Your task is to copy each line that has the word "Options".

___ ENTRIES SHOWN

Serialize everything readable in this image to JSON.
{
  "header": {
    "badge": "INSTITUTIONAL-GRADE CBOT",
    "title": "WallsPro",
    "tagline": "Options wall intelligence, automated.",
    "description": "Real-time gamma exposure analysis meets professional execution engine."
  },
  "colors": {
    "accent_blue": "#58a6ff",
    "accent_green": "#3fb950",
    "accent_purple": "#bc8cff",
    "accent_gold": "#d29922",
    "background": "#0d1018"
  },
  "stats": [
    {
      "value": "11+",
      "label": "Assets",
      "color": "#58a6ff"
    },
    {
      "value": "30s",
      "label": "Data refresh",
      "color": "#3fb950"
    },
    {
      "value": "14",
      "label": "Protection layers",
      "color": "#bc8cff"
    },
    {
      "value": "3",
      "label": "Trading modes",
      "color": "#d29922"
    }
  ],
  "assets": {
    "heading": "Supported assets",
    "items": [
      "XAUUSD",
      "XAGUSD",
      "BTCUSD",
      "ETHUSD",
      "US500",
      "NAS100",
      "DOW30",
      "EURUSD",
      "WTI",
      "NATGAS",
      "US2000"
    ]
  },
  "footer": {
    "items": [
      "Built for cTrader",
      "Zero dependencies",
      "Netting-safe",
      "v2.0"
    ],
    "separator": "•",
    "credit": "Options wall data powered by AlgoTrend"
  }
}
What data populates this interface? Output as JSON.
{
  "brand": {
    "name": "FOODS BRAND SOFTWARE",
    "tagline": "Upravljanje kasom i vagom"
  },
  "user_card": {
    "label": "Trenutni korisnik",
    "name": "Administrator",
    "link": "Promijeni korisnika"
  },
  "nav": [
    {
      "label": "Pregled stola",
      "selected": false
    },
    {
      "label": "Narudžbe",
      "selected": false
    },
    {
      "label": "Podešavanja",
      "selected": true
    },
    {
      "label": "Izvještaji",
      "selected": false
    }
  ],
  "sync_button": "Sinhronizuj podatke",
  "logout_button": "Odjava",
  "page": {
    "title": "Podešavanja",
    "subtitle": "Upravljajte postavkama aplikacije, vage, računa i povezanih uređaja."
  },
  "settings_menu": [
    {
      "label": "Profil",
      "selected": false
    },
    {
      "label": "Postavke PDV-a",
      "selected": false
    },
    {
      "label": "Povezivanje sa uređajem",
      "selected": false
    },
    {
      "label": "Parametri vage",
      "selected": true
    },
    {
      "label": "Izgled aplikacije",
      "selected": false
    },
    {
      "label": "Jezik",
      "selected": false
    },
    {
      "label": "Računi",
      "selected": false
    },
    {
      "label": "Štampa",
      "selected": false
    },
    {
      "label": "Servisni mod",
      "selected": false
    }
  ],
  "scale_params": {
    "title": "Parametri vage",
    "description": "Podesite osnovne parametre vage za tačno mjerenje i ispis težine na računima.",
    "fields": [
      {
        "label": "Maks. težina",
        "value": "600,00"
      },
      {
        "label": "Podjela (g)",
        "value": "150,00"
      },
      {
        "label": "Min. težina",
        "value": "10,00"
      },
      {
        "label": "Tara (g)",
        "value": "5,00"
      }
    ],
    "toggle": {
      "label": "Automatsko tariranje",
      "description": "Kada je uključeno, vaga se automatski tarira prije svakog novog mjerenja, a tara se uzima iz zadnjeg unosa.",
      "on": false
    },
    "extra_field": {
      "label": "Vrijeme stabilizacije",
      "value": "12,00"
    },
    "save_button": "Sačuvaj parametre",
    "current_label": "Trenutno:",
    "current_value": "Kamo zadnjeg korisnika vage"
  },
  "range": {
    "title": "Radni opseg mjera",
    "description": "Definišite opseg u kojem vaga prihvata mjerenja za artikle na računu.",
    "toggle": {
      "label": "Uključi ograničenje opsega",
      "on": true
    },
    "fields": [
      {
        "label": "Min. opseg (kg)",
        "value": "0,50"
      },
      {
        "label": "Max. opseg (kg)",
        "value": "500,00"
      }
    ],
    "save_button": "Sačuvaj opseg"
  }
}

______

- **CORRECT ANSWER**:
    "tagline": "Options wall intelligence, automated.",
    "credit": "Options wall data powered by AlgoTrend"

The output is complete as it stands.